## Directions
Exclude the pictures and reproduce the remaining data exactly as written.

— begin Entries shown —

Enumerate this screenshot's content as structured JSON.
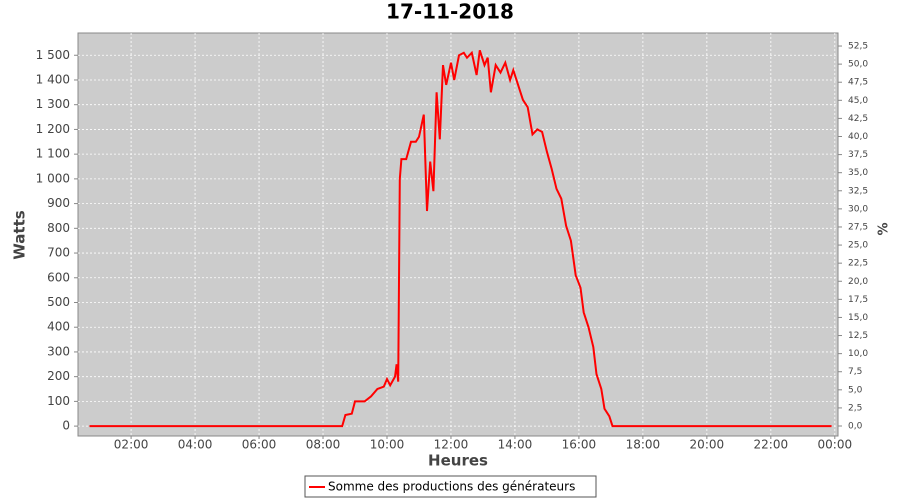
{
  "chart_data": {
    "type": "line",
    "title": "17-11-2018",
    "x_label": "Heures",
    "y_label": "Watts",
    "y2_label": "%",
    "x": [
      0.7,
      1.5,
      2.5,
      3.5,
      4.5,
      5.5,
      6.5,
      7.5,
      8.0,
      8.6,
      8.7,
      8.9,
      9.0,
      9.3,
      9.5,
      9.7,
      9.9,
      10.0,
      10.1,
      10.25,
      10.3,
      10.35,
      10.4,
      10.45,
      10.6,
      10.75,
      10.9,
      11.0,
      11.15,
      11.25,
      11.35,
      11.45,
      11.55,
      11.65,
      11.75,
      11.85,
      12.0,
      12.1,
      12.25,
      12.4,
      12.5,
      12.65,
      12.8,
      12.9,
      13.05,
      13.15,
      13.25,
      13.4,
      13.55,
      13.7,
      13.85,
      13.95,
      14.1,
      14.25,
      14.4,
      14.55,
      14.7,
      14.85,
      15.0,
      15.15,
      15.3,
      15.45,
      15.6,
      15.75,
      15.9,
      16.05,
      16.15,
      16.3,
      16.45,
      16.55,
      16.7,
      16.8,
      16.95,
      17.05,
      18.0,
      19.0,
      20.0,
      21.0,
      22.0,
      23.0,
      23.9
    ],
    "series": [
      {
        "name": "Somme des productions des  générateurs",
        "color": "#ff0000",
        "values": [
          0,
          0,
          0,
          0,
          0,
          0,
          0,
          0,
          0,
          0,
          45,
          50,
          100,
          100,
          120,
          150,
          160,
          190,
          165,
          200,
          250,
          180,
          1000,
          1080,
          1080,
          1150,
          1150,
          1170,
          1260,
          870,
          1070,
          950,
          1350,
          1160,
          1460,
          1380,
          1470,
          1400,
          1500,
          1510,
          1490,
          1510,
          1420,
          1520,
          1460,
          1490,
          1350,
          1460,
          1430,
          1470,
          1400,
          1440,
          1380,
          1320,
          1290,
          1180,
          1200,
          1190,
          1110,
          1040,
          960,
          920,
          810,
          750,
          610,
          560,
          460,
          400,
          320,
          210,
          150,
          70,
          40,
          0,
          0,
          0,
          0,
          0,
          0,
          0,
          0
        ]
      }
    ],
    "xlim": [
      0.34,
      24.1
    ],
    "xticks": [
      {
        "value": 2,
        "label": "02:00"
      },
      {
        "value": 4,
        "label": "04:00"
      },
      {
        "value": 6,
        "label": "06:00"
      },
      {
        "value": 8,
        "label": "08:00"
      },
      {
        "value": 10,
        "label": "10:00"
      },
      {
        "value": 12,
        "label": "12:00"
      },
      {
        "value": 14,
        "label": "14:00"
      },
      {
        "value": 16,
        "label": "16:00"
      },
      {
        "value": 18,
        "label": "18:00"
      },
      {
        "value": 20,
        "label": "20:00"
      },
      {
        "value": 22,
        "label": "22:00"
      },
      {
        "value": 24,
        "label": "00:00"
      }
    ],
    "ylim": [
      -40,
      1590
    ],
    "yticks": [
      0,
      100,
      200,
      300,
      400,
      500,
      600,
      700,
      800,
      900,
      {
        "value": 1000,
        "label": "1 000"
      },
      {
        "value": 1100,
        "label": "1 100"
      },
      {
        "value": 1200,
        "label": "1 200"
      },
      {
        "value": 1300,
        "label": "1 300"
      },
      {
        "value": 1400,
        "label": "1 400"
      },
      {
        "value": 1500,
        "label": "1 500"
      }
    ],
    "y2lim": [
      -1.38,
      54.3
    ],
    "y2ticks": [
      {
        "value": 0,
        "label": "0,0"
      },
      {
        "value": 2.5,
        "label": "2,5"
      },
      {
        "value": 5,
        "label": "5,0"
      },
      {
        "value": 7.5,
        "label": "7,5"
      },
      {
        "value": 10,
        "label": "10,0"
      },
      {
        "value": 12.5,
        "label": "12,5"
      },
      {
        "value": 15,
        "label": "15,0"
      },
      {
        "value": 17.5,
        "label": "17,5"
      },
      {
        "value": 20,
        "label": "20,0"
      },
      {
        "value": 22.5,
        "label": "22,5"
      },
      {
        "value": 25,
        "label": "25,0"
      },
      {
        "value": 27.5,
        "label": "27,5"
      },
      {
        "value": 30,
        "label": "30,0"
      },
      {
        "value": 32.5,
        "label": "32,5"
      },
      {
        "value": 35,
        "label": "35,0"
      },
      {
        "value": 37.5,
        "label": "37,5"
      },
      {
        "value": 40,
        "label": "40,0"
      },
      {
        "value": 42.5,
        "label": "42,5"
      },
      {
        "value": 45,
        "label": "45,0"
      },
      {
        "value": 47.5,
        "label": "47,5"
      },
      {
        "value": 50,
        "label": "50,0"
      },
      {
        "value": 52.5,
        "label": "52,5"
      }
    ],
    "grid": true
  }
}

— end Entries shown —

## The reply
Enumerate this screenshot's content as structured JSON.
{
  "chart_data": {
    "type": "line",
    "title": "17-11-2018",
    "x_label": "Heures",
    "y_label": "Watts",
    "y2_label": "%",
    "x": [
      0.7,
      1.5,
      2.5,
      3.5,
      4.5,
      5.5,
      6.5,
      7.5,
      8.0,
      8.6,
      8.7,
      8.9,
      9.0,
      9.3,
      9.5,
      9.7,
      9.9,
      10.0,
      10.1,
      10.25,
      10.3,
      10.35,
      10.4,
      10.45,
      10.6,
      10.75,
      10.9,
      11.0,
      11.15,
      11.25,
      11.35,
      11.45,
      11.55,
      11.65,
      11.75,
      11.85,
      12.0,
      12.1,
      12.25,
      12.4,
      12.5,
      12.65,
      12.8,
      12.9,
      13.05,
      13.15,
      13.25,
      13.4,
      13.55,
      13.7,
      13.85,
      13.95,
      14.1,
      14.25,
      14.4,
      14.55,
      14.7,
      14.85,
      15.0,
      15.15,
      15.3,
      15.45,
      15.6,
      15.75,
      15.9,
      16.05,
      16.15,
      16.3,
      16.45,
      16.55,
      16.7,
      16.8,
      16.95,
      17.05,
      18.0,
      19.0,
      20.0,
      21.0,
      22.0,
      23.0,
      23.9
    ],
    "series": [
      {
        "name": "Somme des productions des  générateurs",
        "color": "#ff0000",
        "values": [
          0,
          0,
          0,
          0,
          0,
          0,
          0,
          0,
          0,
          0,
          45,
          50,
          100,
          100,
          120,
          150,
          160,
          190,
          165,
          200,
          250,
          180,
          1000,
          1080,
          1080,
          1150,
          1150,
          1170,
          1260,
          870,
          1070,
          950,
          1350,
          1160,
          1460,
          1380,
          1470,
          1400,
          1500,
          1510,
          1490,
          1510,
          1420,
          1520,
          1460,
          1490,
          1350,
          1460,
          1430,
          1470,
          1400,
          1440,
          1380,
          1320,
          1290,
          1180,
          1200,
          1190,
          1110,
          1040,
          960,
          920,
          810,
          750,
          610,
          560,
          460,
          400,
          320,
          210,
          150,
          70,
          40,
          0,
          0,
          0,
          0,
          0,
          0,
          0,
          0
        ]
      }
    ],
    "xlim": [
      0.34,
      24.1
    ],
    "xticks": [
      {
        "value": 2,
        "label": "02:00"
      },
      {
        "value": 4,
        "label": "04:00"
      },
      {
        "value": 6,
        "label": "06:00"
      },
      {
        "value": 8,
        "label": "08:00"
      },
      {
        "value": 10,
        "label": "10:00"
      },
      {
        "value": 12,
        "label": "12:00"
      },
      {
        "value": 14,
        "label": "14:00"
      },
      {
        "value": 16,
        "label": "16:00"
      },
      {
        "value": 18,
        "label": "18:00"
      },
      {
        "value": 20,
        "label": "20:00"
      },
      {
        "value": 22,
        "label": "22:00"
      },
      {
        "value": 24,
        "label": "00:00"
      }
    ],
    "ylim": [
      -40,
      1590
    ],
    "yticks": [
      0,
      100,
      200,
      300,
      400,
      500,
      600,
      700,
      800,
      900,
      {
        "value": 1000,
        "label": "1 000"
      },
      {
        "value": 1100,
        "label": "1 100"
      },
      {
        "value": 1200,
        "label": "1 200"
      },
      {
        "value": 1300,
        "label": "1 300"
      },
      {
        "value": 1400,
        "label": "1 400"
      },
      {
        "value": 1500,
        "label": "1 500"
      }
    ],
    "y2lim": [
      -1.38,
      54.3
    ],
    "y2ticks": [
      {
        "value": 0,
        "label": "0,0"
      },
      {
        "value": 2.5,
        "label": "2,5"
      },
      {
        "value": 5,
        "label": "5,0"
      },
      {
        "value": 7.5,
        "label": "7,5"
      },
      {
        "value": 10,
        "label": "10,0"
      },
      {
        "value": 12.5,
        "label": "12,5"
      },
      {
        "value": 15,
        "label": "15,0"
      },
      {
        "value": 17.5,
        "label": "17,5"
      },
      {
        "value": 20,
        "label": "20,0"
      },
      {
        "value": 22.5,
        "label": "22,5"
      },
      {
        "value": 25,
        "label": "25,0"
      },
      {
        "value": 27.5,
        "label": "27,5"
      },
      {
        "value": 30,
        "label": "30,0"
      },
      {
        "value": 32.5,
        "label": "32,5"
      },
      {
        "value": 35,
        "label": "35,0"
      },
      {
        "value": 37.5,
        "label": "37,5"
      },
      {
        "value": 40,
        "label": "40,0"
      },
      {
        "value": 42.5,
        "label": "42,5"
      },
      {
        "value": 45,
        "label": "45,0"
      },
      {
        "value": 47.5,
        "label": "47,5"
      },
      {
        "value": 50,
        "label": "50,0"
      },
      {
        "value": 52.5,
        "label": "52,5"
      }
    ],
    "grid": true
  }
}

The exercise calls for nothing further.